▶ **Exercise details**
Each record is to be transcribed exactly.

--- Start of Records to use ---

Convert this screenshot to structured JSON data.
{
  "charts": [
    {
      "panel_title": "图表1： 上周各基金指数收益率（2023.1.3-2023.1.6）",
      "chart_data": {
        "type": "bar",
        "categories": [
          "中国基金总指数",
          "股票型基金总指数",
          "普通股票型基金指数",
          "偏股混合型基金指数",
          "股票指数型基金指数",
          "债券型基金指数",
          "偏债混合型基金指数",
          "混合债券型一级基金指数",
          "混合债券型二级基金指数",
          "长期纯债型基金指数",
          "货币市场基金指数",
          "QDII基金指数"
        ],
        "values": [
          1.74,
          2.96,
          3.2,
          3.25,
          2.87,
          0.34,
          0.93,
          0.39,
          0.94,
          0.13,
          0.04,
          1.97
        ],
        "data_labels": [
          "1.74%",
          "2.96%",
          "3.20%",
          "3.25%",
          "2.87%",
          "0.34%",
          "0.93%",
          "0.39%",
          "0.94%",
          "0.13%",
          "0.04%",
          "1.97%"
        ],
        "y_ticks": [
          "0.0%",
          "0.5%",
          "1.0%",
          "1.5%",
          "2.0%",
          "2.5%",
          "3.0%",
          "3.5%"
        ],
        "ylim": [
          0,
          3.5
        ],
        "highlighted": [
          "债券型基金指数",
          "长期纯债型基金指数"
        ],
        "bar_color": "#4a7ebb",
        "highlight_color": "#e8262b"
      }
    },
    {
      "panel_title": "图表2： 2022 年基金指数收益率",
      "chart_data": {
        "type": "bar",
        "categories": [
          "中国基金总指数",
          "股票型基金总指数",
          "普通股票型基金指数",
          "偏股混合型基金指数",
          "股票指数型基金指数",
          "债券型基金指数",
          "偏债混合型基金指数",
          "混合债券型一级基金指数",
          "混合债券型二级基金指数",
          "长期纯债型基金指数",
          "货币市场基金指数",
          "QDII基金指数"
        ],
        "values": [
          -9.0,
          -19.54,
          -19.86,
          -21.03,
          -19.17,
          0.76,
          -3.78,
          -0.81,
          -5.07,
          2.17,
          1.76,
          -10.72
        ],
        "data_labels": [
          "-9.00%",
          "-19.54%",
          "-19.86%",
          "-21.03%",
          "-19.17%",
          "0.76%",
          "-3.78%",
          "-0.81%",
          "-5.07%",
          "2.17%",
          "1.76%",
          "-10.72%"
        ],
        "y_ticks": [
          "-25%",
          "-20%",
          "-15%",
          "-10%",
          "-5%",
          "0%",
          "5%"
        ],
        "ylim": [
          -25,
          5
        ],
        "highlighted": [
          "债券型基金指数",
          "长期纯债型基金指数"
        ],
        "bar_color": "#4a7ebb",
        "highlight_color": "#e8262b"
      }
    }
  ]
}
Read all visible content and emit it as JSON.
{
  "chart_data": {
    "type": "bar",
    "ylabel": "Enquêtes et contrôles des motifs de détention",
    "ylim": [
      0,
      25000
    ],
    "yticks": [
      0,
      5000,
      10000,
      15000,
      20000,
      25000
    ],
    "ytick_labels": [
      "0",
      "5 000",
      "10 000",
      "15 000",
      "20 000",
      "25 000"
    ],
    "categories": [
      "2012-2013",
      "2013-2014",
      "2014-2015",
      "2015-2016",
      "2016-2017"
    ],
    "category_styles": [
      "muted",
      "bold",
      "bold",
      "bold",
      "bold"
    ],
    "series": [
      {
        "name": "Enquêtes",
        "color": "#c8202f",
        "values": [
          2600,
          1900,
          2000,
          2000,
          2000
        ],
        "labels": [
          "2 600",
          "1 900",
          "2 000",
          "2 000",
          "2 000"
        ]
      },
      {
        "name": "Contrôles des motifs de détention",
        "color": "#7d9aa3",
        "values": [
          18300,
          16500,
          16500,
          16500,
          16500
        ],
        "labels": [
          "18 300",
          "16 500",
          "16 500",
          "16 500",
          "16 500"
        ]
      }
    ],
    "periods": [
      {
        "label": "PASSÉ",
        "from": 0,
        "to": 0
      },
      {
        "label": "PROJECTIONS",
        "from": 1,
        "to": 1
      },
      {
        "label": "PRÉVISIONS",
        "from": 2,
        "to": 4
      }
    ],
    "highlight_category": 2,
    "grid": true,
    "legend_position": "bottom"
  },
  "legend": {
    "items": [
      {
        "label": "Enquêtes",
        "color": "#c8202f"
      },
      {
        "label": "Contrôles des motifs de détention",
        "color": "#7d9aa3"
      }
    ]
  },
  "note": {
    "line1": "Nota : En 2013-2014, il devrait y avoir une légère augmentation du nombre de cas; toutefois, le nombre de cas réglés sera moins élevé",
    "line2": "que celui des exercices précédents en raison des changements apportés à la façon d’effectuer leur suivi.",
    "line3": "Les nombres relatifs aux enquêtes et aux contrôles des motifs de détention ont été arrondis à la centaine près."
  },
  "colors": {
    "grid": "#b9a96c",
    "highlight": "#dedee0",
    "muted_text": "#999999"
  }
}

--- End of Records to use ---

▶ **The response**
Convert this screenshot to structured JSON data.
{
  "charts": [
    {
      "panel_title": "图表1： 上周各基金指数收益率（2023.1.3-2023.1.6）",
      "chart_data": {
        "type": "bar",
        "categories": [
          "中国基金总指数",
          "股票型基金总指数",
          "普通股票型基金指数",
          "偏股混合型基金指数",
          "股票指数型基金指数",
          "债券型基金指数",
          "偏债混合型基金指数",
          "混合债券型一级基金指数",
          "混合债券型二级基金指数",
          "长期纯债型基金指数",
          "货币市场基金指数",
          "QDII基金指数"
        ],
        "values": [
          1.74,
          2.96,
          3.2,
          3.25,
          2.87,
          0.34,
          0.93,
          0.39,
          0.94,
          0.13,
          0.04,
          1.97
        ],
        "data_labels": [
          "1.74%",
          "2.96%",
          "3.20%",
          "3.25%",
          "2.87%",
          "0.34%",
          "0.93%",
          "0.39%",
          "0.94%",
          "0.13%",
          "0.04%",
          "1.97%"
        ],
        "y_ticks": [
          "0.0%",
          "0.5%",
          "1.0%",
          "1.5%",
          "2.0%",
          "2.5%",
          "3.0%",
          "3.5%"
        ],
        "ylim": [
          0,
          3.5
        ],
        "highlighted": [
          "债券型基金指数",
          "长期纯债型基金指数"
        ],
        "bar_color": "#4a7ebb",
        "highlight_color": "#e8262b"
      }
    },
    {
      "panel_title": "图表2： 2022 年基金指数收益率",
      "chart_data": {
        "type": "bar",
        "categories": [
          "中国基金总指数",
          "股票型基金总指数",
          "普通股票型基金指数",
          "偏股混合型基金指数",
          "股票指数型基金指数",
          "债券型基金指数",
          "偏债混合型基金指数",
          "混合债券型一级基金指数",
          "混合债券型二级基金指数",
          "长期纯债型基金指数",
          "货币市场基金指数",
          "QDII基金指数"
        ],
        "values": [
          -9.0,
          -19.54,
          -19.86,
          -21.03,
          -19.17,
          0.76,
          -3.78,
          -0.81,
          -5.07,
          2.17,
          1.76,
          -10.72
        ],
        "data_labels": [
          "-9.00%",
          "-19.54%",
          "-19.86%",
          "-21.03%",
          "-19.17%",
          "0.76%",
          "-3.78%",
          "-0.81%",
          "-5.07%",
          "2.17%",
          "1.76%",
          "-10.72%"
        ],
        "y_ticks": [
          "-25%",
          "-20%",
          "-15%",
          "-10%",
          "-5%",
          "0%",
          "5%"
        ],
        "ylim": [
          -25,
          5
        ],
        "highlighted": [
          "债券型基金指数",
          "长期纯债型基金指数"
        ],
        "bar_color": "#4a7ebb",
        "highlight_color": "#e8262b"
      }
    }
  ]
}
Read all visible content and emit it as JSON.
{
  "chart_data": {
    "type": "bar",
    "ylabel": "Enquêtes et contrôles des motifs de détention",
    "ylim": [
      0,
      25000
    ],
    "yticks": [
      0,
      5000,
      10000,
      15000,
      20000,
      25000
    ],
    "ytick_labels": [
      "0",
      "5 000",
      "10 000",
      "15 000",
      "20 000",
      "25 000"
    ],
    "categories": [
      "2012-2013",
      "2013-2014",
      "2014-2015",
      "2015-2016",
      "2016-2017"
    ],
    "category_styles": [
      "muted",
      "bold",
      "bold",
      "bold",
      "bold"
    ],
    "series": [
      {
        "name": "Enquêtes",
        "color": "#c8202f",
        "values": [
          2600,
          1900,
          2000,
          2000,
          2000
        ],
        "labels": [
          "2 600",
          "1 900",
          "2 000",
          "2 000",
          "2 000"
        ]
      },
      {
        "name": "Contrôles des motifs de détention",
        "color": "#7d9aa3",
        "values": [
          18300,
          16500,
          16500,
          16500,
          16500
        ],
        "labels": [
          "18 300",
          "16 500",
          "16 500",
          "16 500",
          "16 500"
        ]
      }
    ],
    "periods": [
      {
        "label": "PASSÉ",
        "from": 0,
        "to": 0
      },
      {
        "label": "PROJECTIONS",
        "from": 1,
        "to": 1
      },
      {
        "label": "PRÉVISIONS",
        "from": 2,
        "to": 4
      }
    ],
    "highlight_category": 2,
    "grid": true,
    "legend_position": "bottom"
  },
  "legend": {
    "items": [
      {
        "label": "Enquêtes",
        "color": "#c8202f"
      },
      {
        "label": "Contrôles des motifs de détention",
        "color": "#7d9aa3"
      }
    ]
  },
  "note": {
    "line1": "Nota : En 2013-2014, il devrait y avoir une légère augmentation du nombre de cas; toutefois, le nombre de cas réglés sera moins élevé",
    "line2": "que celui des exercices précédents en raison des changements apportés à la façon d’effectuer leur suivi.",
    "line3": "Les nombres relatifs aux enquêtes et aux contrôles des motifs de détention ont été arrondis à la centaine près."
  },
  "colors": {
    "grid": "#b9a96c",
    "highlight": "#dedee0",
    "muted_text": "#999999"
  }
}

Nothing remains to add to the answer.